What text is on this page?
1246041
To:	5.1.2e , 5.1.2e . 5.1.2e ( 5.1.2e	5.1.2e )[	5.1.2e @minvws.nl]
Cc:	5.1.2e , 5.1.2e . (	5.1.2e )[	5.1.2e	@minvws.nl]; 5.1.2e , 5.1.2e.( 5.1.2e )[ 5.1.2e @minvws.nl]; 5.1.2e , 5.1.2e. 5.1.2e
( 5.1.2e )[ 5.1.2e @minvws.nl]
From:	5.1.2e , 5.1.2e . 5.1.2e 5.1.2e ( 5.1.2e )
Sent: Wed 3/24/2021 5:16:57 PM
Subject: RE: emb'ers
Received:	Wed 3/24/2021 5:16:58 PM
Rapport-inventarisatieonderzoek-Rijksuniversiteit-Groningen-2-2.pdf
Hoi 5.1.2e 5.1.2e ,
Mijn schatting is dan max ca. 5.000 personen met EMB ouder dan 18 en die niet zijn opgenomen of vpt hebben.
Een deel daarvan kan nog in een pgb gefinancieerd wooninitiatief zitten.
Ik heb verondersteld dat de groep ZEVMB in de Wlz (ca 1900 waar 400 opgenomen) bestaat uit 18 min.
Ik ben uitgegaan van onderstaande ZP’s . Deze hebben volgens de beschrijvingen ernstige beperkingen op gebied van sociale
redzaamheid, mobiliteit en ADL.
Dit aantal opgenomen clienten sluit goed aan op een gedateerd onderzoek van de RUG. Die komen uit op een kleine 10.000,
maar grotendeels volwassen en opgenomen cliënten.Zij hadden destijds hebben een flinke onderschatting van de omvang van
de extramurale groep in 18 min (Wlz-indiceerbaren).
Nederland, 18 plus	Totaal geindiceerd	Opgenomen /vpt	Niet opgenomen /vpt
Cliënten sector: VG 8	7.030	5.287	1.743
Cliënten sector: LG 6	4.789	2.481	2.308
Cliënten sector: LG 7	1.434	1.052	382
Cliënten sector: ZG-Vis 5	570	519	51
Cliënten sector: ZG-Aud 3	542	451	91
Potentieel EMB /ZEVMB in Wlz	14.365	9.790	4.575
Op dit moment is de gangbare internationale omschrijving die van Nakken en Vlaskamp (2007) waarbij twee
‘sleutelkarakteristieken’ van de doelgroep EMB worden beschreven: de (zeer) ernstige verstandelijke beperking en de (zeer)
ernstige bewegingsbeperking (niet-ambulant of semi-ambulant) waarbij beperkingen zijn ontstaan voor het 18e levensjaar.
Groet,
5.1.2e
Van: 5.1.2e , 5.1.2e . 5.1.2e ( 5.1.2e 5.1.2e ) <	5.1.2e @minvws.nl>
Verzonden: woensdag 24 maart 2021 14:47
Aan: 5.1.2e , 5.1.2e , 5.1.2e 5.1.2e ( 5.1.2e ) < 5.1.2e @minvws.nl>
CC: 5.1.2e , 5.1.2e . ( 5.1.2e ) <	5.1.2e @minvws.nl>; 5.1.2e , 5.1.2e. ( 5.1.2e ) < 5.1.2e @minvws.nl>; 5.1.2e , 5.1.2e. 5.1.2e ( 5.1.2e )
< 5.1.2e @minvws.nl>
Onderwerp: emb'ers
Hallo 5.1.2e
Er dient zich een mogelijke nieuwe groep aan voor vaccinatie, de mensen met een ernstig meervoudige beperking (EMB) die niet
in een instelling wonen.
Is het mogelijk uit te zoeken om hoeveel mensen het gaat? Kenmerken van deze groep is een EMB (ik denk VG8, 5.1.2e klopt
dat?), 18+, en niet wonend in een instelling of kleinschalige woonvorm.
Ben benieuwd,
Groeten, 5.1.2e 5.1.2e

### [EXERCISE REQUIREMENTS]
Only lines containing the word "waarbij" matter here: count them in the entries and give the number, nothing else.

### [TASK SOLUTION]
2